** BEGIN **

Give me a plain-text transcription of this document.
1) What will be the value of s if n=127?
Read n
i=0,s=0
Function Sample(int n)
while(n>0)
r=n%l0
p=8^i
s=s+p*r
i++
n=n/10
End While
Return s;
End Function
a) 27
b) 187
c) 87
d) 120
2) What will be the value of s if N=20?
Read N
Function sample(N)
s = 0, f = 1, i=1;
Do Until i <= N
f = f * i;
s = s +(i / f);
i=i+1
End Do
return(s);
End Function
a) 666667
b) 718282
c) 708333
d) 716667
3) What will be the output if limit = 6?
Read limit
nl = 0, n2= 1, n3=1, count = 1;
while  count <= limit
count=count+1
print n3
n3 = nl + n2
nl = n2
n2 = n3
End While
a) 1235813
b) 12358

** END **

* PROBLEM STATEMENT: For this exercise, gather every line of the data that contains the word "value".

* ANSWER BELOW:
1) What will be the value of s if n=127?
2) What will be the value of s if N=20?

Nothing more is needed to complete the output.